=== Written task ===
Any picture among the records should be left out, please; retype the rest exactly.

=== Material for this exercise ===
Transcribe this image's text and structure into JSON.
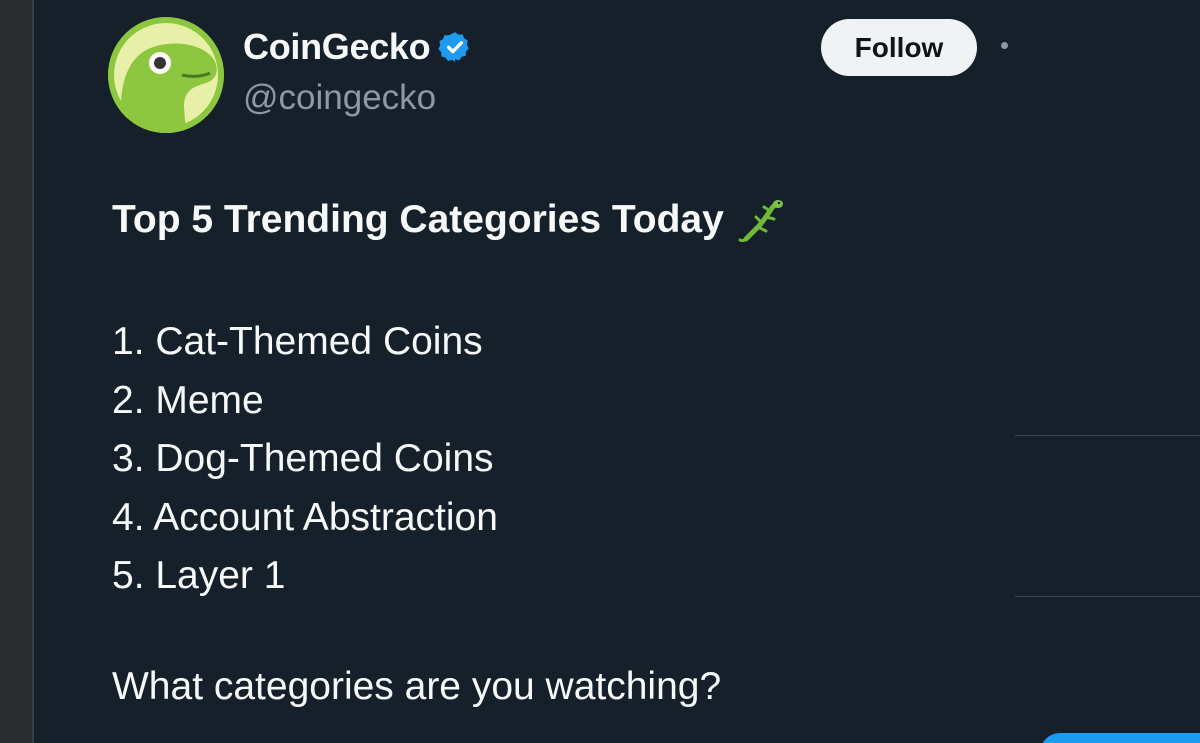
{
  "author": {
    "display_name": "CoinGecko",
    "handle": "@coingecko",
    "verified": true,
    "avatar_icon": "coingecko-logo-icon",
    "verified_icon": "verified-badge-icon"
  },
  "actions": {
    "follow_label": "Follow",
    "more_icon": "more-options-icon"
  },
  "tweet": {
    "title": "Top 5 Trending Categories Today",
    "title_emoji": "lizard-emoji",
    "items": [
      "1. Cat-Themed Coins",
      "2. Meme",
      "3. Dog-Themed Coins",
      "4. Account Abstraction",
      "5. Layer 1"
    ],
    "question": "What categories are you watching?"
  },
  "colors": {
    "background": "#15202b",
    "text_primary": "#f7f9f9",
    "text_secondary": "#8b98a5",
    "verified_blue": "#1d9bf0",
    "follow_button_bg": "#eff3f4",
    "brand_green": "#8dc63f"
  }
}
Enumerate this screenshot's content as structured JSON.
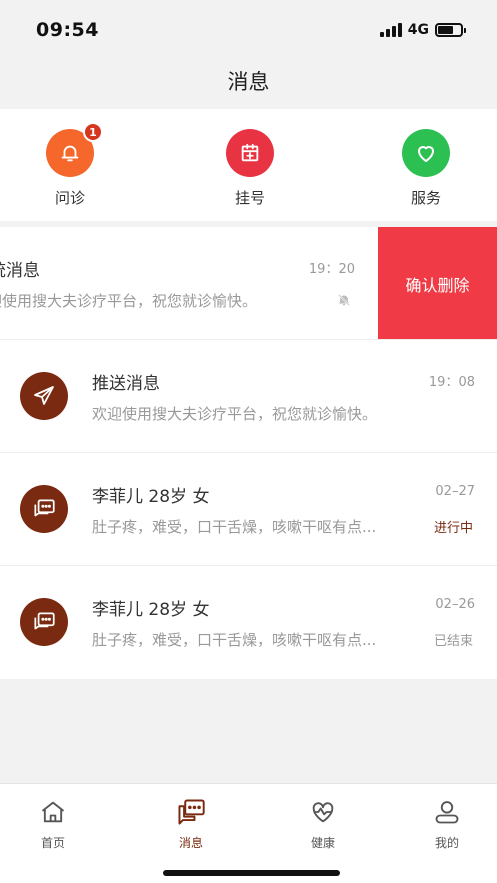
{
  "status_bar": {
    "time": "09:54",
    "network": "4G"
  },
  "header": {
    "title": "消息"
  },
  "quick_actions": [
    {
      "label": "问诊",
      "icon": "bell-icon",
      "color": "#f5672a",
      "badge": "1"
    },
    {
      "label": "挂号",
      "icon": "calendar-plus-icon",
      "color": "#e83342"
    },
    {
      "label": "服务",
      "icon": "heart-icon",
      "color": "#2cc052"
    }
  ],
  "messages": [
    {
      "title": "系统消息",
      "subtitle": "欢迎使用搜大夫诊疗平台，祝您就诊愉快。",
      "time": "19：20",
      "icon": "mute-bell-icon",
      "swiped": true,
      "action": "确认删除"
    },
    {
      "title": "推送消息",
      "subtitle": "欢迎使用搜大夫诊疗平台，祝您就诊愉快。",
      "time": "19：08",
      "icon": "paper-plane-icon"
    },
    {
      "title": "李菲儿  28岁  女",
      "subtitle": "肚子疼，难受，口干舌燥，咳嗽干呕有点...",
      "time": "02–27",
      "status": "进行中",
      "status_color": "#7a2a10",
      "icon": "chat-bubble-icon"
    },
    {
      "title": "李菲儿  28岁  女",
      "subtitle": "肚子疼，难受，口干舌燥，咳嗽干呕有点...",
      "time": "02–26",
      "status": "已结束",
      "status_color": "#999999",
      "icon": "chat-bubble-icon"
    }
  ],
  "tabbar": [
    {
      "label": "首页",
      "icon": "home-icon"
    },
    {
      "label": "消息",
      "icon": "messages-icon",
      "active": true
    },
    {
      "label": "健康",
      "icon": "health-heart-icon"
    },
    {
      "label": "我的",
      "icon": "user-icon"
    }
  ],
  "colors": {
    "accent": "#7a2a10",
    "delete": "#f03a45"
  }
}
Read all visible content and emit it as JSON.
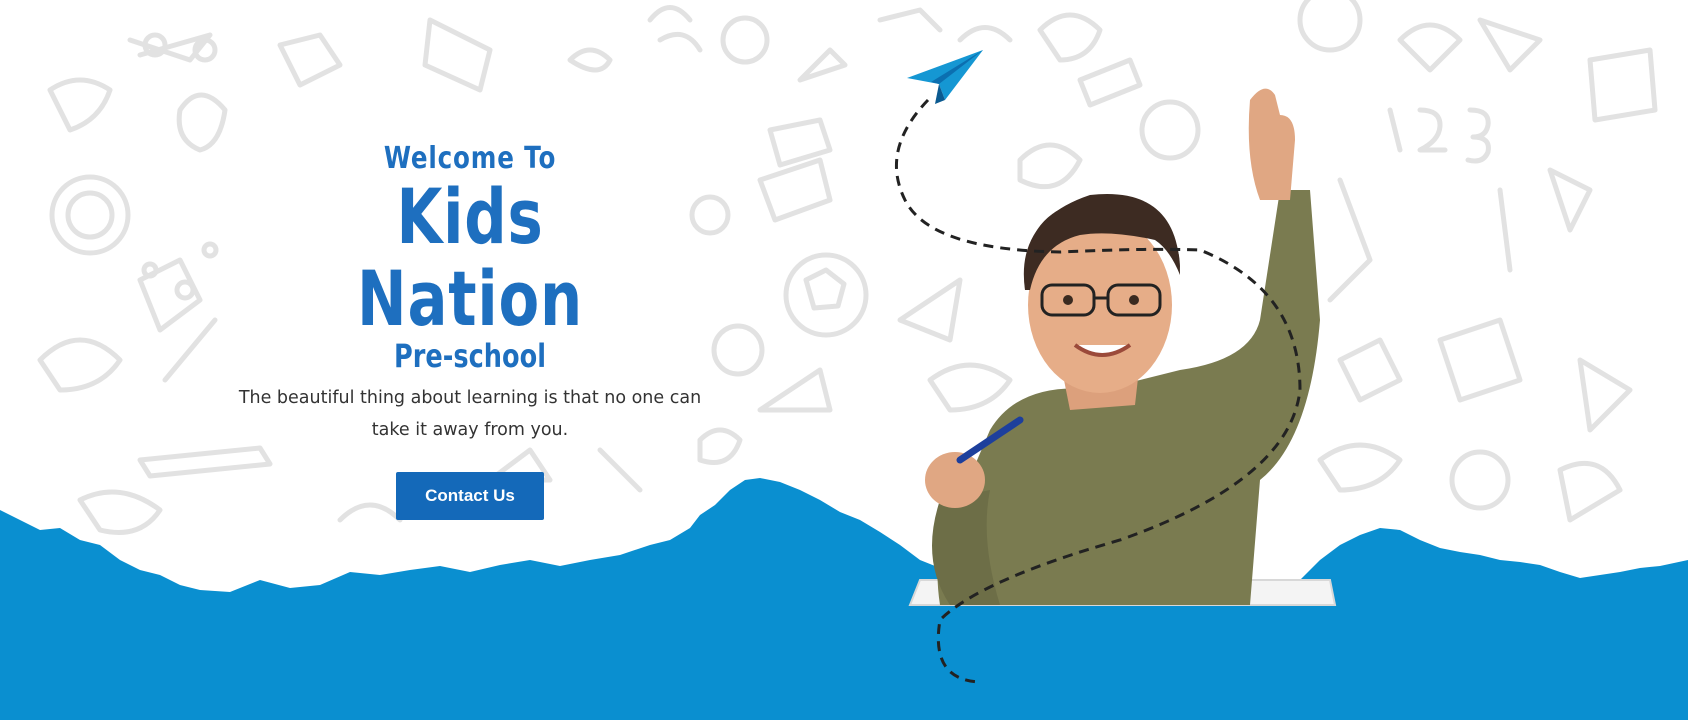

=== Output below ===
Transcribe this image's text and structure into JSON.
{
  "author": {
    "display_name": "CoinGecko",
    "handle": "@coingecko",
    "verified": true,
    "avatar_icon": "coingecko-logo-icon",
    "verified_icon": "verified-badge-icon"
  },
  "actions": {
    "follow_label": "Follow",
    "more_icon": "more-options-icon"
  },
  "tweet": {
    "title": "Top 5 Trending Categories Today",
    "title_emoji": "lizard-emoji",
    "items": [
      "1. Cat-Themed Coins",
      "2. Meme",
      "3. Dog-Themed Coins",
      "4. Account Abstraction",
      "5. Layer 1"
    ],
    "question": "What categories are you watching?"
  },
  "colors": {
    "background": "#15202b",
    "text_primary": "#f7f9f9",
    "text_secondary": "#8b98a5",
    "verified_blue": "#1d9bf0",
    "follow_button_bg": "#eff3f4",
    "brand_green": "#8dc63f"
  }
}
Enumerate this screenshot's content as structured JSON.
{
  "status_bar": {
    "time": "09:54",
    "network": "4G"
  },
  "header": {
    "title": "消息"
  },
  "quick_actions": [
    {
      "label": "问诊",
      "icon": "bell-icon",
      "color": "#f5672a",
      "badge": "1"
    },
    {
      "label": "挂号",
      "icon": "calendar-plus-icon",
      "color": "#e83342"
    },
    {
      "label": "服务",
      "icon": "heart-icon",
      "color": "#2cc052"
    }
  ],
  "messages": [
    {
      "title": "系统消息",
      "subtitle": "欢迎使用搜大夫诊疗平台，祝您就诊愉快。",
      "time": "19：20",
      "icon": "mute-bell-icon",
      "swiped": true,
      "action": "确认删除"
    },
    {
      "title": "推送消息",
      "subtitle": "欢迎使用搜大夫诊疗平台，祝您就诊愉快。",
      "time": "19：08",
      "icon": "paper-plane-icon"
    },
    {
      "title": "李菲儿  28岁  女",
      "subtitle": "肚子疼，难受，口干舌燥，咳嗽干呕有点...",
      "time": "02–27",
      "status": "进行中",
      "status_color": "#7a2a10",
      "icon": "chat-bubble-icon"
    },
    {
      "title": "李菲儿  28岁  女",
      "subtitle": "肚子疼，难受，口干舌燥，咳嗽干呕有点...",
      "time": "02–26",
      "status": "已结束",
      "status_color": "#999999",
      "icon": "chat-bubble-icon"
    }
  ],
  "tabbar": [
    {
      "label": "首页",
      "icon": "home-icon"
    },
    {
      "label": "消息",
      "icon": "messages-icon",
      "active": true
    },
    {
      "label": "健康",
      "icon": "health-heart-icon"
    },
    {
      "label": "我的",
      "icon": "user-icon"
    }
  ],
  "colors": {
    "accent": "#7a2a10",
    "delete": "#f03a45"
  }
}
Read all visible content and emit it as JSON.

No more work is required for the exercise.